— Begin Provided material —

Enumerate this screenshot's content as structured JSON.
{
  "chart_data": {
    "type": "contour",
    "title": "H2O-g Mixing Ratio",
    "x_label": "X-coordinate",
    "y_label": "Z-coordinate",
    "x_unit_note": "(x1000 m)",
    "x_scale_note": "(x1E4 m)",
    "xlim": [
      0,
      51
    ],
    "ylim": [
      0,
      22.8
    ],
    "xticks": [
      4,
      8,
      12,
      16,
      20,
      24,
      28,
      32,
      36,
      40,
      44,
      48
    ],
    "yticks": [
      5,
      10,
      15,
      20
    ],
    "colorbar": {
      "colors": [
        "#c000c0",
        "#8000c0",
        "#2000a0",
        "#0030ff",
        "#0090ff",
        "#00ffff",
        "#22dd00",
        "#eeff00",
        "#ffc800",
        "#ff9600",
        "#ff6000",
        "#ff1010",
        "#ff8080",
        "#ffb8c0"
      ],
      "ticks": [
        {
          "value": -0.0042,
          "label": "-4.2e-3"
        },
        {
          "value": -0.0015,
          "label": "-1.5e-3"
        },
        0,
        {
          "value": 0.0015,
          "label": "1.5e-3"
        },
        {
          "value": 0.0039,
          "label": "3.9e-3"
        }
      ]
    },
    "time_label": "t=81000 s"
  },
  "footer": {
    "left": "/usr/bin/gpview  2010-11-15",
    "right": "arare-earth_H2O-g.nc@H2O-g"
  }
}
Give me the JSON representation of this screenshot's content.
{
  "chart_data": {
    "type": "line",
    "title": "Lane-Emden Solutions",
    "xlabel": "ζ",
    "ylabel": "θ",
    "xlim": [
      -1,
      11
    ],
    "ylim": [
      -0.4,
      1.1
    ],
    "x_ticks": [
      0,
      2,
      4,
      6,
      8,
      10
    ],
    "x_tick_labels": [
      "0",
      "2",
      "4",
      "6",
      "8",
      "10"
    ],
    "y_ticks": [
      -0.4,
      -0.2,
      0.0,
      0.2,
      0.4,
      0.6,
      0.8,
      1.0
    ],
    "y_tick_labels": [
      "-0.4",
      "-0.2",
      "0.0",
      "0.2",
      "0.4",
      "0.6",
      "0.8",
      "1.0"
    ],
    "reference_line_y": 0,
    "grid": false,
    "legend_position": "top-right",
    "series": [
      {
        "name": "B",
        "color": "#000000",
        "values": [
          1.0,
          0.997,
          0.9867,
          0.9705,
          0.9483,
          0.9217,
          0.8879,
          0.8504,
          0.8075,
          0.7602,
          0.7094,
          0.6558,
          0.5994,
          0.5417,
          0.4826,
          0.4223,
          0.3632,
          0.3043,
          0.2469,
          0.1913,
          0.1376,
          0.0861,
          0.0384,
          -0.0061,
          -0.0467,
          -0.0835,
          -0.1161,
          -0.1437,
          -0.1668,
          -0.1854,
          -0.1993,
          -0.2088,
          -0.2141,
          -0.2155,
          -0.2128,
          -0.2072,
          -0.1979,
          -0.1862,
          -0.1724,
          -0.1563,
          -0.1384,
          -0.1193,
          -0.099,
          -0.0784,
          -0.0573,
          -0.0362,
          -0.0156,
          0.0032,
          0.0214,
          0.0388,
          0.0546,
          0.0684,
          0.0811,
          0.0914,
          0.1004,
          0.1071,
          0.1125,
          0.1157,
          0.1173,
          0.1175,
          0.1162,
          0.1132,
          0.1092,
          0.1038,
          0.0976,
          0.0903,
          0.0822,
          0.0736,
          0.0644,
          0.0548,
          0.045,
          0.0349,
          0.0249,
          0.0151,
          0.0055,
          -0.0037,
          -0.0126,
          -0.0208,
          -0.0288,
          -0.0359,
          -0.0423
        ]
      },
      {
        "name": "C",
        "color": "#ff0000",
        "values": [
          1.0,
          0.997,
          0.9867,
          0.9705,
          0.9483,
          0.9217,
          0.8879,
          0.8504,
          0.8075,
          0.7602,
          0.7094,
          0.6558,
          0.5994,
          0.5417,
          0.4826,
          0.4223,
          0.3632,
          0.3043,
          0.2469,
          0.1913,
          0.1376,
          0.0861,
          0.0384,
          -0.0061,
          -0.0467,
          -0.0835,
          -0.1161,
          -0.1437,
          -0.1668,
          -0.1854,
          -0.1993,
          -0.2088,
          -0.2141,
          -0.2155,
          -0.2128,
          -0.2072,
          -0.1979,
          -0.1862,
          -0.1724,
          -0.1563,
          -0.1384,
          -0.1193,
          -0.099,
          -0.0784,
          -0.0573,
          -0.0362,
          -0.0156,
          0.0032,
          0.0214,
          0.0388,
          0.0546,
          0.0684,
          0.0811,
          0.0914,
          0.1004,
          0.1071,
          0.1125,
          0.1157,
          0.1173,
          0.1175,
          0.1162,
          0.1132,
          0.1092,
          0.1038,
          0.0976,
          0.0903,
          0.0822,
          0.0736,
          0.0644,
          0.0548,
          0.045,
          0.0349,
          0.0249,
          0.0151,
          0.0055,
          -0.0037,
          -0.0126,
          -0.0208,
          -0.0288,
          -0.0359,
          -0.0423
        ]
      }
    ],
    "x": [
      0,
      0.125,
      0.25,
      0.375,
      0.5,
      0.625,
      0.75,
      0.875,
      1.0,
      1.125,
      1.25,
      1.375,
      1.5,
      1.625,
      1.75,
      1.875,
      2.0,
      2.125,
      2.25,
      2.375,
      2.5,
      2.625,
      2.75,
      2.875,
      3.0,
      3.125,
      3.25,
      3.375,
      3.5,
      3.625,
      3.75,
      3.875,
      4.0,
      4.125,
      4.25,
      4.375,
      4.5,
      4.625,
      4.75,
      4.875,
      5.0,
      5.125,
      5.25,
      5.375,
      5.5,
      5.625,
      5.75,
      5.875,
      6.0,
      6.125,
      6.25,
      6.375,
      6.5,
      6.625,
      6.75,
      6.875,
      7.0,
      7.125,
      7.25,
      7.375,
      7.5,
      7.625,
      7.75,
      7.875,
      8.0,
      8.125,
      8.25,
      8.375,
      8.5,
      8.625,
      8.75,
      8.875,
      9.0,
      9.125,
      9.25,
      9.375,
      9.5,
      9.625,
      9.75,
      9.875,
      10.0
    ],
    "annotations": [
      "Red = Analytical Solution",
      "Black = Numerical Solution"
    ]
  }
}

— End Provided material —

→ **Your instructions**: Count every line bearing the word "this"; report the total only.

→ **Answer in full**: 2